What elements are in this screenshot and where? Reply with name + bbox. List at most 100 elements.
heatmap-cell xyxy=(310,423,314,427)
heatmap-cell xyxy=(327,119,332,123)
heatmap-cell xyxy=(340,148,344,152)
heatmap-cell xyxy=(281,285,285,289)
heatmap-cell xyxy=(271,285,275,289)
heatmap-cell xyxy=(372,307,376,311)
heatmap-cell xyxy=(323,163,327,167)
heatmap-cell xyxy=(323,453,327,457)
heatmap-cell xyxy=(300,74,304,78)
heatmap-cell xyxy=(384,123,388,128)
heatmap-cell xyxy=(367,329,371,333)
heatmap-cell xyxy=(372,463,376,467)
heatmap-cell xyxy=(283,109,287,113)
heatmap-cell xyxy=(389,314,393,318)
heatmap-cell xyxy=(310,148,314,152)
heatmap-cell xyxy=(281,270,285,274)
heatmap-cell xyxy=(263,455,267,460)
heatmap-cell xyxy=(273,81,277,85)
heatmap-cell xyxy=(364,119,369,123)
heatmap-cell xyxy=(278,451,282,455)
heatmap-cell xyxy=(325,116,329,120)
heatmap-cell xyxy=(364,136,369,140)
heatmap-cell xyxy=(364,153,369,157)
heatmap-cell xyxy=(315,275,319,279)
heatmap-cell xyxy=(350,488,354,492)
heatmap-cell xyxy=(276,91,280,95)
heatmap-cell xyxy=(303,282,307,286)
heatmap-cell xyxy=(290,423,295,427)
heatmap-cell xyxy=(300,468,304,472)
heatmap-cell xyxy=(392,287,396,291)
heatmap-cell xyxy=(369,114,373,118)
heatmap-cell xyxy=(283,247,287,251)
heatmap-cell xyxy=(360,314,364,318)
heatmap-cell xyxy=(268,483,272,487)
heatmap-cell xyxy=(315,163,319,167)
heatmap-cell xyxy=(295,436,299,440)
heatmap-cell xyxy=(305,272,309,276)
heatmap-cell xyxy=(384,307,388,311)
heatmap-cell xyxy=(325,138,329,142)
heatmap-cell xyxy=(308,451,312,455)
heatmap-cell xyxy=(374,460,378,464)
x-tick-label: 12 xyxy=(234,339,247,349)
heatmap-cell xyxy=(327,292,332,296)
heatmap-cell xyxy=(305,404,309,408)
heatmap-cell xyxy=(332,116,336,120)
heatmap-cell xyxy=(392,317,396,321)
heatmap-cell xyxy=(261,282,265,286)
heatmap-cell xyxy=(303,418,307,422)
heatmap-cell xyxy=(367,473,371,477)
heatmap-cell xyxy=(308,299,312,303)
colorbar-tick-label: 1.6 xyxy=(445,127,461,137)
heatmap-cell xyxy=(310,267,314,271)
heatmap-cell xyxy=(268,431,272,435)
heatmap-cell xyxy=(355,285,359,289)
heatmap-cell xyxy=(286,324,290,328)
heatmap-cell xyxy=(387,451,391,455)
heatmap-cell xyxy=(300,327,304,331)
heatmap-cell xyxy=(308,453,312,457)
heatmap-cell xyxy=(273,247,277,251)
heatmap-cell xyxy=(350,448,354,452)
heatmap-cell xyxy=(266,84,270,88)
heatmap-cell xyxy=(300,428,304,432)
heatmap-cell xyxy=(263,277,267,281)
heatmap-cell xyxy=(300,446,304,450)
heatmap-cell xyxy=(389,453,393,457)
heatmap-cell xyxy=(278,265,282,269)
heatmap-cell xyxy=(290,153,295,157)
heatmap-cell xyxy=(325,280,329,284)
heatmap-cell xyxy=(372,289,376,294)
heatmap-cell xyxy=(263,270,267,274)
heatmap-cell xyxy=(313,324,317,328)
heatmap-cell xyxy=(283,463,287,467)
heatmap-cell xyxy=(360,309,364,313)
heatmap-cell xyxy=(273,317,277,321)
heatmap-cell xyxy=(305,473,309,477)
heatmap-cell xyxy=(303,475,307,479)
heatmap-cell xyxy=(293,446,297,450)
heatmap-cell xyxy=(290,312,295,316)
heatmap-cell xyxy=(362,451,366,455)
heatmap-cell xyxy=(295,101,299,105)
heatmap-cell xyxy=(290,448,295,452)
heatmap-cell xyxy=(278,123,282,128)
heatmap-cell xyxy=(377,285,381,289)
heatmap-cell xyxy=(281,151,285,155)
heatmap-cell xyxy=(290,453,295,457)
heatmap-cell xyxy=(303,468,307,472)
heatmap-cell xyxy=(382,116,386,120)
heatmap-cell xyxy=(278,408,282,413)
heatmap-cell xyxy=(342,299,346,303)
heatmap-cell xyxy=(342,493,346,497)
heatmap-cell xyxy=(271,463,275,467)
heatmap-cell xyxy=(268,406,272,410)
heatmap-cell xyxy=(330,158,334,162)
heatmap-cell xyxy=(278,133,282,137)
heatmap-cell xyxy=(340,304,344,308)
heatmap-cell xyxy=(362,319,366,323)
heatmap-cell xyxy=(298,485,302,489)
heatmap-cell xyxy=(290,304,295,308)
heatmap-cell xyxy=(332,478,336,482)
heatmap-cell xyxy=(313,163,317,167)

◆ ◆ ◆ ◆

▶ [Work to complete]
Quote every row above word for word, keeping each line in its original order.

▶ [Answer to the task]
What elements are in this screenshot and where? Reply with name + bbox. List at most 100 elements.
heatmap-cell xyxy=(310,423,314,427)
heatmap-cell xyxy=(327,119,332,123)
heatmap-cell xyxy=(340,148,344,152)
heatmap-cell xyxy=(281,285,285,289)
heatmap-cell xyxy=(271,285,275,289)
heatmap-cell xyxy=(372,307,376,311)
heatmap-cell xyxy=(323,163,327,167)
heatmap-cell xyxy=(323,453,327,457)
heatmap-cell xyxy=(300,74,304,78)
heatmap-cell xyxy=(384,123,388,128)
heatmap-cell xyxy=(367,329,371,333)
heatmap-cell xyxy=(372,463,376,467)
heatmap-cell xyxy=(283,109,287,113)
heatmap-cell xyxy=(389,314,393,318)
heatmap-cell xyxy=(310,148,314,152)
heatmap-cell xyxy=(281,270,285,274)
heatmap-cell xyxy=(263,455,267,460)
heatmap-cell xyxy=(273,81,277,85)
heatmap-cell xyxy=(364,119,369,123)
heatmap-cell xyxy=(278,451,282,455)
heatmap-cell xyxy=(325,116,329,120)
heatmap-cell xyxy=(364,136,369,140)
heatmap-cell xyxy=(364,153,369,157)
heatmap-cell xyxy=(315,275,319,279)
heatmap-cell xyxy=(350,488,354,492)
heatmap-cell xyxy=(276,91,280,95)
heatmap-cell xyxy=(303,282,307,286)
heatmap-cell xyxy=(290,423,295,427)
heatmap-cell xyxy=(300,468,304,472)
heatmap-cell xyxy=(392,287,396,291)
heatmap-cell xyxy=(369,114,373,118)
heatmap-cell xyxy=(283,247,287,251)
heatmap-cell xyxy=(360,314,364,318)
heatmap-cell xyxy=(268,483,272,487)
heatmap-cell xyxy=(315,163,319,167)
heatmap-cell xyxy=(295,436,299,440)
heatmap-cell xyxy=(305,272,309,276)
heatmap-cell xyxy=(384,307,388,311)
heatmap-cell xyxy=(325,138,329,142)
heatmap-cell xyxy=(308,451,312,455)
heatmap-cell xyxy=(374,460,378,464)
x-tick-label: 12 xyxy=(234,339,247,349)
heatmap-cell xyxy=(327,292,332,296)
heatmap-cell xyxy=(305,404,309,408)
heatmap-cell xyxy=(332,116,336,120)
heatmap-cell xyxy=(392,317,396,321)
heatmap-cell xyxy=(261,282,265,286)
heatmap-cell xyxy=(303,418,307,422)
heatmap-cell xyxy=(367,473,371,477)
heatmap-cell xyxy=(308,299,312,303)
colorbar-tick-label: 1.6 xyxy=(445,127,461,137)
heatmap-cell xyxy=(310,267,314,271)
heatmap-cell xyxy=(268,431,272,435)
heatmap-cell xyxy=(355,285,359,289)
heatmap-cell xyxy=(286,324,290,328)
heatmap-cell xyxy=(387,451,391,455)
heatmap-cell xyxy=(300,327,304,331)
heatmap-cell xyxy=(308,453,312,457)
heatmap-cell xyxy=(273,247,277,251)
heatmap-cell xyxy=(350,448,354,452)
heatmap-cell xyxy=(266,84,270,88)
heatmap-cell xyxy=(300,428,304,432)
heatmap-cell xyxy=(263,277,267,281)
heatmap-cell xyxy=(300,446,304,450)
heatmap-cell xyxy=(389,453,393,457)
heatmap-cell xyxy=(278,265,282,269)
heatmap-cell xyxy=(290,153,295,157)
heatmap-cell xyxy=(325,280,329,284)
heatmap-cell xyxy=(372,289,376,294)
heatmap-cell xyxy=(263,270,267,274)
heatmap-cell xyxy=(313,324,317,328)
heatmap-cell xyxy=(283,463,287,467)
heatmap-cell xyxy=(360,309,364,313)
heatmap-cell xyxy=(273,317,277,321)
heatmap-cell xyxy=(305,473,309,477)
heatmap-cell xyxy=(303,475,307,479)
heatmap-cell xyxy=(293,446,297,450)
heatmap-cell xyxy=(290,312,295,316)
heatmap-cell xyxy=(362,451,366,455)
heatmap-cell xyxy=(295,101,299,105)
heatmap-cell xyxy=(290,448,295,452)
heatmap-cell xyxy=(278,123,282,128)
heatmap-cell xyxy=(377,285,381,289)
heatmap-cell xyxy=(281,151,285,155)
heatmap-cell xyxy=(290,453,295,457)
heatmap-cell xyxy=(303,468,307,472)
heatmap-cell xyxy=(382,116,386,120)
heatmap-cell xyxy=(278,408,282,413)
heatmap-cell xyxy=(342,299,346,303)
heatmap-cell xyxy=(342,493,346,497)
heatmap-cell xyxy=(271,463,275,467)
heatmap-cell xyxy=(268,406,272,410)
heatmap-cell xyxy=(330,158,334,162)
heatmap-cell xyxy=(278,133,282,137)
heatmap-cell xyxy=(340,304,344,308)
heatmap-cell xyxy=(362,319,366,323)
heatmap-cell xyxy=(298,485,302,489)
heatmap-cell xyxy=(290,304,295,308)
heatmap-cell xyxy=(332,478,336,482)
heatmap-cell xyxy=(313,163,317,167)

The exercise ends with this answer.